··· Rows ···

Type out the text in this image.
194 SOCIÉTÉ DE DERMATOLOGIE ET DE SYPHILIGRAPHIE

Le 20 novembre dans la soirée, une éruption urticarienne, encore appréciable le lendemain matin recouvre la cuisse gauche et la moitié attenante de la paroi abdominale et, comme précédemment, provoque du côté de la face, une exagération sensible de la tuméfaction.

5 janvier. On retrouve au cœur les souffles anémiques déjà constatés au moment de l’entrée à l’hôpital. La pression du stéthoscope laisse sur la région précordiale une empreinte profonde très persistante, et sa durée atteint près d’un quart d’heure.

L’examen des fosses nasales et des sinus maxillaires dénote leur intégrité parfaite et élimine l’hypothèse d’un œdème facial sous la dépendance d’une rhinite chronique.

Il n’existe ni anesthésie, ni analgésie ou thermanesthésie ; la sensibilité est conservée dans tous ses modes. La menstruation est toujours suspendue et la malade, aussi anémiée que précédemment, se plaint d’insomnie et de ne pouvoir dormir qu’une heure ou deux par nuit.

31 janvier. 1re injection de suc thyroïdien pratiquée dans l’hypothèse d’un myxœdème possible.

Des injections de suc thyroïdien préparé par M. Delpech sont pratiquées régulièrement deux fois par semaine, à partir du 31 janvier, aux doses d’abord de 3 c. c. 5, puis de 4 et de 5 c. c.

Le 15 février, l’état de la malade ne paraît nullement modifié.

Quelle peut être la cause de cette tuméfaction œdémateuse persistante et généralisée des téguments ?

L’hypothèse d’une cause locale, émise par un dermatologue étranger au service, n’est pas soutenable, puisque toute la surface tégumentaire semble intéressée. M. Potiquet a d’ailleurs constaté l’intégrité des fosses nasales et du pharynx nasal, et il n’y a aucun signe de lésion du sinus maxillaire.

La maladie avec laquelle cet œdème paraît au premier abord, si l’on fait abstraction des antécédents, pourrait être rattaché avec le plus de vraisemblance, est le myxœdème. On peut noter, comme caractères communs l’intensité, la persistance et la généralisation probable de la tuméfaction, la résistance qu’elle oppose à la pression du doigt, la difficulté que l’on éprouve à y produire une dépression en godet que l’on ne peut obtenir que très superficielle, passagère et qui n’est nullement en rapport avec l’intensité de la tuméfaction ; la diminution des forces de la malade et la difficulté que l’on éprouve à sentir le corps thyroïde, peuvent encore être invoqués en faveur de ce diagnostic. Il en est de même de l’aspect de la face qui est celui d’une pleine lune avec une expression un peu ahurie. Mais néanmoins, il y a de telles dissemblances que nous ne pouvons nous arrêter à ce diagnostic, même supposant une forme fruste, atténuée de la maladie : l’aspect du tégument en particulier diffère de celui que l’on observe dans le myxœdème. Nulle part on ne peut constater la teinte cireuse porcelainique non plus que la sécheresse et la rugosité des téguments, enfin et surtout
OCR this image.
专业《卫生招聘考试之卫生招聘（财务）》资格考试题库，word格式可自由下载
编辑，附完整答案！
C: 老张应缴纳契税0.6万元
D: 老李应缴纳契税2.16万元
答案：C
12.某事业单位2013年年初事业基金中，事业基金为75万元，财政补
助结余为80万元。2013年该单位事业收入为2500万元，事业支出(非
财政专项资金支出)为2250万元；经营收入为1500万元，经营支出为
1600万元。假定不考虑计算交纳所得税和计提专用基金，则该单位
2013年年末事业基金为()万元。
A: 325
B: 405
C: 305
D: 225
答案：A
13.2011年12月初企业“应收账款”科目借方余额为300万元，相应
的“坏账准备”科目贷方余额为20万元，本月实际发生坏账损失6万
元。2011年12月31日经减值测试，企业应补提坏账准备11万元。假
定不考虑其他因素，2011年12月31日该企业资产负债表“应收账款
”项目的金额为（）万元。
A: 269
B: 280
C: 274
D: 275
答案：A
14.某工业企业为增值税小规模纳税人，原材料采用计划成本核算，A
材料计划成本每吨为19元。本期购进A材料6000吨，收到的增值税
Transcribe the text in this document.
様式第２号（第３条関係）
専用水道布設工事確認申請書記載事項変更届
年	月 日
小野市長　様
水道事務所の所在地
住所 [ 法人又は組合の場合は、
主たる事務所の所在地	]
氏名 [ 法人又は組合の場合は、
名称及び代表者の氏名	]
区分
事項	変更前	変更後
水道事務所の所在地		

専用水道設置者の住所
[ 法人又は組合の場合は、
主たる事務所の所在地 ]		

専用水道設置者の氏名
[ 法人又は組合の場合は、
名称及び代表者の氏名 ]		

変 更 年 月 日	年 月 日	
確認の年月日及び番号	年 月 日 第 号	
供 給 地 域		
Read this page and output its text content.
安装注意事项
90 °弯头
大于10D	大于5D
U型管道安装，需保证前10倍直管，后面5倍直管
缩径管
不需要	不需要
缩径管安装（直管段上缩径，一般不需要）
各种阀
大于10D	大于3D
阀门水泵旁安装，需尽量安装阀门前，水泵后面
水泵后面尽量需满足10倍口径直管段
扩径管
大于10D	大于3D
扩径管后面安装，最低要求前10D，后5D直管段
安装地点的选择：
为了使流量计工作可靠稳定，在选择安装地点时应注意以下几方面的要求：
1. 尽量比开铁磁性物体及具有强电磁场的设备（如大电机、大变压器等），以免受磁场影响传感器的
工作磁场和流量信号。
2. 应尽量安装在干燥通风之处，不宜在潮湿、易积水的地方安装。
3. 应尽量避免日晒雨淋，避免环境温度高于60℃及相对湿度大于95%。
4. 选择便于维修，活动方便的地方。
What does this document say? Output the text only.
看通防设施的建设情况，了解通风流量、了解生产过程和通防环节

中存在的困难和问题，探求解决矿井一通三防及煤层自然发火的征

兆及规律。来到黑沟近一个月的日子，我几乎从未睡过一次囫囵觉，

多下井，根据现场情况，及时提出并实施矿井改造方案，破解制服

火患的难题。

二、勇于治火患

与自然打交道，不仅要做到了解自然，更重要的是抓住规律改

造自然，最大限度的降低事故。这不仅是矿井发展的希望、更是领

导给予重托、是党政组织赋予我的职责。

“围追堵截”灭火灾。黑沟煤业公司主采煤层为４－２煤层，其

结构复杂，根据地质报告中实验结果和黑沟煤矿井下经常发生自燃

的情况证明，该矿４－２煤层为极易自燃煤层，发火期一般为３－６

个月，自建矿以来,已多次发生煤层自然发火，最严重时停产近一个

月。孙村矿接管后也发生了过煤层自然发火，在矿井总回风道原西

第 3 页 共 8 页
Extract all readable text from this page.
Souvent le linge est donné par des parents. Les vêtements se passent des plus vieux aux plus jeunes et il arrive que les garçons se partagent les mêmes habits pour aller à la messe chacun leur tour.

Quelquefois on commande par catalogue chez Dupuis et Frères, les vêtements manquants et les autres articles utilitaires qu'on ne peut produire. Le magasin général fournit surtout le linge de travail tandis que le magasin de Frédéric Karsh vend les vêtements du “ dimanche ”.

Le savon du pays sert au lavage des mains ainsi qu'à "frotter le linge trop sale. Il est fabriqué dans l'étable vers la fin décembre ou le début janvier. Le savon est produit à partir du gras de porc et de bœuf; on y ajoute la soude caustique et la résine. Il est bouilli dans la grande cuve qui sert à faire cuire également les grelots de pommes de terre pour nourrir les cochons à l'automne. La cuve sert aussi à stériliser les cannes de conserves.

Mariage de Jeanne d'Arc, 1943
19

···

■ **Task statement**:
Here, the records must be output exactly and in full.

■ **Answer to this task**:
Type out the text in this image.
194 SOCIÉTÉ DE DERMATOLOGIE ET DE SYPHILIGRAPHIE

Le 20 novembre dans la soirée, une éruption urticarienne, encore appréciable le lendemain matin recouvre la cuisse gauche et la moitié attenante de la paroi abdominale et, comme précédemment, provoque du côté de la face, une exagération sensible de la tuméfaction.

5 janvier. On retrouve au cœur les souffles anémiques déjà constatés au moment de l’entrée à l’hôpital. La pression du stéthoscope laisse sur la région précordiale une empreinte profonde très persistante, et sa durée atteint près d’un quart d’heure.

L’examen des fosses nasales et des sinus maxillaires dénote leur intégrité parfaite et élimine l’hypothèse d’un œdème facial sous la dépendance d’une rhinite chronique.

Il n’existe ni anesthésie, ni analgésie ou thermanesthésie ; la sensibilité est conservée dans tous ses modes. La menstruation est toujours suspendue et la malade, aussi anémiée que précédemment, se plaint d’insomnie et de ne pouvoir dormir qu’une heure ou deux par nuit.

31 janvier. 1re injection de suc thyroïdien pratiquée dans l’hypothèse d’un myxœdème possible.

Des injections de suc thyroïdien préparé par M. Delpech sont pratiquées régulièrement deux fois par semaine, à partir du 31 janvier, aux doses d’abord de 3 c. c. 5, puis de 4 et de 5 c. c.

Le 15 février, l’état de la malade ne paraît nullement modifié.

Quelle peut être la cause de cette tuméfaction œdémateuse persistante et généralisée des téguments ?

L’hypothèse d’une cause locale, émise par un dermatologue étranger au service, n’est pas soutenable, puisque toute la surface tégumentaire semble intéressée. M. Potiquet a d’ailleurs constaté l’intégrité des fosses nasales et du pharynx nasal, et il n’y a aucun signe de lésion du sinus maxillaire.

La maladie avec laquelle cet œdème paraît au premier abord, si l’on fait abstraction des antécédents, pourrait être rattaché avec le plus de vraisemblance, est le myxœdème. On peut noter, comme caractères communs l’intensité, la persistance et la généralisation probable de la tuméfaction, la résistance qu’elle oppose à la pression du doigt, la difficulté que l’on éprouve à y produire une dépression en godet que l’on ne peut obtenir que très superficielle, passagère et qui n’est nullement en rapport avec l’intensité de la tuméfaction ; la diminution des forces de la malade et la difficulté que l’on éprouve à sentir le corps thyroïde, peuvent encore être invoqués en faveur de ce diagnostic. Il en est de même de l’aspect de la face qui est celui d’une pleine lune avec une expression un peu ahurie. Mais néanmoins, il y a de telles dissemblances que nous ne pouvons nous arrêter à ce diagnostic, même supposant une forme fruste, atténuée de la maladie : l’aspect du tégument en particulier diffère de celui que l’on observe dans le myxœdème. Nulle part on ne peut constater la teinte cireuse porcelainique non plus que la sécheresse et la rugosité des téguments, enfin et surtout
OCR this image.
专业《卫生招聘考试之卫生招聘（财务）》资格考试题库，word格式可自由下载
编辑，附完整答案！
C: 老张应缴纳契税0.6万元
D: 老李应缴纳契税2.16万元
答案：C
12.某事业单位2013年年初事业基金中，事业基金为75万元，财政补
助结余为80万元。2013年该单位事业收入为2500万元，事业支出(非
财政专项资金支出)为2250万元；经营收入为1500万元，经营支出为
1600万元。假定不考虑计算交纳所得税和计提专用基金，则该单位
2013年年末事业基金为()万元。
A: 325
B: 405
C: 305
D: 225
答案：A
13.2011年12月初企业“应收账款”科目借方余额为300万元，相应
的“坏账准备”科目贷方余额为20万元，本月实际发生坏账损失6万
元。2011年12月31日经减值测试，企业应补提坏账准备11万元。假
定不考虑其他因素，2011年12月31日该企业资产负债表“应收账款
”项目的金额为（）万元。
A: 269
B: 280
C: 274
D: 275
答案：A
14.某工业企业为增值税小规模纳税人，原材料采用计划成本核算，A
材料计划成本每吨为19元。本期购进A材料6000吨，收到的增值税
Transcribe the text in this document.
様式第２号（第３条関係）
専用水道布設工事確認申請書記載事項変更届
年	月 日
小野市長　様
水道事務所の所在地
住所 [ 法人又は組合の場合は、
主たる事務所の所在地	]
氏名 [ 法人又は組合の場合は、
名称及び代表者の氏名	]
区分
事項	変更前	変更後
水道事務所の所在地		

専用水道設置者の住所
[ 法人又は組合の場合は、
主たる事務所の所在地 ]		

専用水道設置者の氏名
[ 法人又は組合の場合は、
名称及び代表者の氏名 ]		

変 更 年 月 日	年 月 日	
確認の年月日及び番号	年 月 日 第 号	
供 給 地 域		
Read this page and output its text content.
安装注意事项
90 °弯头
大于10D	大于5D
U型管道安装，需保证前10倍直管，后面5倍直管
缩径管
不需要	不需要
缩径管安装（直管段上缩径，一般不需要）
各种阀
大于10D	大于3D
阀门水泵旁安装，需尽量安装阀门前，水泵后面
水泵后面尽量需满足10倍口径直管段
扩径管
大于10D	大于3D
扩径管后面安装，最低要求前10D，后5D直管段
安装地点的选择：
为了使流量计工作可靠稳定，在选择安装地点时应注意以下几方面的要求：
1. 尽量比开铁磁性物体及具有强电磁场的设备（如大电机、大变压器等），以免受磁场影响传感器的
工作磁场和流量信号。
2. 应尽量安装在干燥通风之处，不宜在潮湿、易积水的地方安装。
3. 应尽量避免日晒雨淋，避免环境温度高于60℃及相对湿度大于95%。
4. 选择便于维修，活动方便的地方。
What does this document say? Output the text only.
看通防设施的建设情况，了解通风流量、了解生产过程和通防环节

中存在的困难和问题，探求解决矿井一通三防及煤层自然发火的征

兆及规律。来到黑沟近一个月的日子，我几乎从未睡过一次囫囵觉，

多下井，根据现场情况，及时提出并实施矿井改造方案，破解制服

火患的难题。

二、勇于治火患

与自然打交道，不仅要做到了解自然，更重要的是抓住规律改

造自然，最大限度的降低事故。这不仅是矿井发展的希望、更是领

导给予重托、是党政组织赋予我的职责。

“围追堵截”灭火灾。黑沟煤业公司主采煤层为４－２煤层，其

结构复杂，根据地质报告中实验结果和黑沟煤矿井下经常发生自燃

的情况证明，该矿４－２煤层为极易自燃煤层，发火期一般为３－６

个月，自建矿以来,已多次发生煤层自然发火，最严重时停产近一个

月。孙村矿接管后也发生了过煤层自然发火，在矿井总回风道原西

第 3 页 共 8 页
Extract all readable text from this page.
Souvent le linge est donné par des parents. Les vêtements se passent des plus vieux aux plus jeunes et il arrive que les garçons se partagent les mêmes habits pour aller à la messe chacun leur tour.

Quelquefois on commande par catalogue chez Dupuis et Frères, les vêtements manquants et les autres articles utilitaires qu'on ne peut produire. Le magasin général fournit surtout le linge de travail tandis que le magasin de Frédéric Karsh vend les vêtements du “ dimanche ”.

Le savon du pays sert au lavage des mains ainsi qu'à "frotter le linge trop sale. Il est fabriqué dans l'étable vers la fin décembre ou le début janvier. Le savon est produit à partir du gras de porc et de bœuf; on y ajoute la soude caustique et la résine. Il est bouilli dans la grande cuve qui sert à faire cuire également les grelots de pommes de terre pour nourrir les cochons à l'automne. La cuve sert aussi à stériliser les cannes de conserves.

Mariage de Jeanne d'Arc, 1943
19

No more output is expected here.